→ DATA EXCERPTS:
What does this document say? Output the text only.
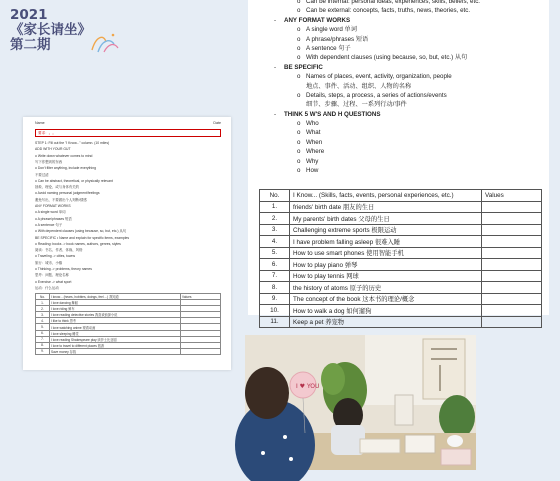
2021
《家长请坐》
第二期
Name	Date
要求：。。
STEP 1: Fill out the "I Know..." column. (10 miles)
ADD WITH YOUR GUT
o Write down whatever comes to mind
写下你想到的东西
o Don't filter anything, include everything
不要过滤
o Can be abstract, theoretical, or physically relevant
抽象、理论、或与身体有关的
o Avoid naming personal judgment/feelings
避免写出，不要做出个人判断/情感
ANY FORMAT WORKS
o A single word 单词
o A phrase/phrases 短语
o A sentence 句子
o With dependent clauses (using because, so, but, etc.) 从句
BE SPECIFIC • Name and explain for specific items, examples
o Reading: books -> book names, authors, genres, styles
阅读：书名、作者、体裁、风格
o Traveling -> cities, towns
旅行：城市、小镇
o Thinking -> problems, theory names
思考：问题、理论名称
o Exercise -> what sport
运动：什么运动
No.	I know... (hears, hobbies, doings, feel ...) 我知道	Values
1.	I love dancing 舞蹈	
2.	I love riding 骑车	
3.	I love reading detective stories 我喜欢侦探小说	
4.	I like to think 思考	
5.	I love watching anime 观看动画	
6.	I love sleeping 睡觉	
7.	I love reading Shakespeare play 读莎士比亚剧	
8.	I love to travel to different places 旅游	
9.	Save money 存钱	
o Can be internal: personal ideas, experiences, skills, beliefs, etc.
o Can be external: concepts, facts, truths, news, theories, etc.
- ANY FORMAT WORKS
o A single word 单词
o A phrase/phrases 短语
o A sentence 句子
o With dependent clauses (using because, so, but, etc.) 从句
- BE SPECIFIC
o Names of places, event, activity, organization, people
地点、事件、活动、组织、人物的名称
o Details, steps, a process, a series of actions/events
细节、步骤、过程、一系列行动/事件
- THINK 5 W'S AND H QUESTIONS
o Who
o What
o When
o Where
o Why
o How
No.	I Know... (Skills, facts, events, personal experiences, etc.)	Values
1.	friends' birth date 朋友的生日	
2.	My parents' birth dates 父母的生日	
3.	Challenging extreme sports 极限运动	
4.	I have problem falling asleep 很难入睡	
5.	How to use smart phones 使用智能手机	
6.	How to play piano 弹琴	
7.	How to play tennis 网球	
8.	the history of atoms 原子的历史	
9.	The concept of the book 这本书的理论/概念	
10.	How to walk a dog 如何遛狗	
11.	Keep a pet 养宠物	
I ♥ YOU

---

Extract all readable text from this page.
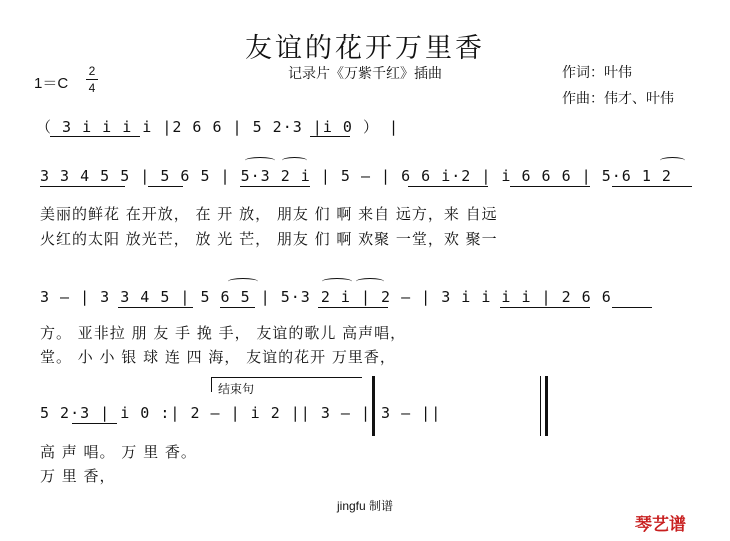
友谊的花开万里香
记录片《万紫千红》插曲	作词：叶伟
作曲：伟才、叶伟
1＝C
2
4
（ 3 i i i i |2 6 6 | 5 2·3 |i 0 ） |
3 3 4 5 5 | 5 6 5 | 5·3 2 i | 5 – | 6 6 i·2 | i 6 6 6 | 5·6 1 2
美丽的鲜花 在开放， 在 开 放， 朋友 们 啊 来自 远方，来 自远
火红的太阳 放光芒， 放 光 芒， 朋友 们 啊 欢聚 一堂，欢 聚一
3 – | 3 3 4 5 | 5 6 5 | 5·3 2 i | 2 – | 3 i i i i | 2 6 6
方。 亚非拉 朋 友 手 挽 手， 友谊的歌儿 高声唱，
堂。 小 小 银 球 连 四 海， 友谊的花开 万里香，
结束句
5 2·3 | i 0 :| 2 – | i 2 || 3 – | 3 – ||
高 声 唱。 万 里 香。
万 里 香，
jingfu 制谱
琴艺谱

* * *

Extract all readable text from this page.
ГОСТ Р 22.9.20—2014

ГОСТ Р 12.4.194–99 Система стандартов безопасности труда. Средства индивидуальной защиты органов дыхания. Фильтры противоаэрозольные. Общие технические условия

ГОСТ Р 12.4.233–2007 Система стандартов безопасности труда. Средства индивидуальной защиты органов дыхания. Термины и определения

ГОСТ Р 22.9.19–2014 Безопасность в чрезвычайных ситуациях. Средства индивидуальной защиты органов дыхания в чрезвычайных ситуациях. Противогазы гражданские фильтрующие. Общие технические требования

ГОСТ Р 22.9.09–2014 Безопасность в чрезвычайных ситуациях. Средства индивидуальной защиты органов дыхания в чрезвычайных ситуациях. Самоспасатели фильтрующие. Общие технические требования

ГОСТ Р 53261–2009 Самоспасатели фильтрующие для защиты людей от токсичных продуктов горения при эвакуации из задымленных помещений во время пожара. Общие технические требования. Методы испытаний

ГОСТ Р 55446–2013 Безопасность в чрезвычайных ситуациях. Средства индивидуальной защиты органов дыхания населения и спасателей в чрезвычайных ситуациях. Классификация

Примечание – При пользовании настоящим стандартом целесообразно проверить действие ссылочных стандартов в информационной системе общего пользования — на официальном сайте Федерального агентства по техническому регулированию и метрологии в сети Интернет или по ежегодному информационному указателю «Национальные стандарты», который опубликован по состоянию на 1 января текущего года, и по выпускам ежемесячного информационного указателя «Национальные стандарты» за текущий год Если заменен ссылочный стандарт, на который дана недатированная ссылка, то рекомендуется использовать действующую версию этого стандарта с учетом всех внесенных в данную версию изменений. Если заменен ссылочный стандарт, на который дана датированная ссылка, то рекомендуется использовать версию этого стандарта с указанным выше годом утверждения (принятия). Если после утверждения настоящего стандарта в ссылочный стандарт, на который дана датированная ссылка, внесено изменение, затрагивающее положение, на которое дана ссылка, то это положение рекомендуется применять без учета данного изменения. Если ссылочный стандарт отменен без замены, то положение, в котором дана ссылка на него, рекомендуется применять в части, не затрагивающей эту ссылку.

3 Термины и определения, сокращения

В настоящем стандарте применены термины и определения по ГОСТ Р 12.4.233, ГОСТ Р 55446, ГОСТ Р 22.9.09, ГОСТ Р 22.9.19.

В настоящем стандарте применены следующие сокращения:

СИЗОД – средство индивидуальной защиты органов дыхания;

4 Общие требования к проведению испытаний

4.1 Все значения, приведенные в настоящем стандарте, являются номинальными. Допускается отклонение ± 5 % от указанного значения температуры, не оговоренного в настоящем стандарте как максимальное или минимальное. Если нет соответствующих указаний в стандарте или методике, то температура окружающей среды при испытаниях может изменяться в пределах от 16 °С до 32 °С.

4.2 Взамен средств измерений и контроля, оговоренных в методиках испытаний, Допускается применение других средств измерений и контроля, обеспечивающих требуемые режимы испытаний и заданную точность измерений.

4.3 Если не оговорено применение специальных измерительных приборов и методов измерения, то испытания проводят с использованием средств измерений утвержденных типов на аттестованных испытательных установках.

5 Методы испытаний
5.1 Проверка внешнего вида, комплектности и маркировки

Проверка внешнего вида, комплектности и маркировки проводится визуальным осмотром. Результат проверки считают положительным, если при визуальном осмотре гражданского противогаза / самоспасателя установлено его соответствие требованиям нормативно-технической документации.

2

→ GOAL: Copy out every line of the data that includes the word "стандарте".

→ THE SOLUTION:
В настоящем стандарте применены термины и определения по ГОСТ Р 12.4.233, ГОСТ Р 55446, ГОСТ Р 22.9.09, ГОСТ Р 22.9.19.
В настоящем стандарте применены следующие сокращения:
4.1 Все значения, приведенные в настоящем стандарте, являются номинальными. Допускается отклонение ± 5 % от указанного значения температуры, не оговоренного в настоящем стандарте как максимальное или минимальное. Если нет соответствующих указаний в стандарте или методике, то температура окружающей среды при испытаниях может изменяться в пределах от 16 °С до 32 °С.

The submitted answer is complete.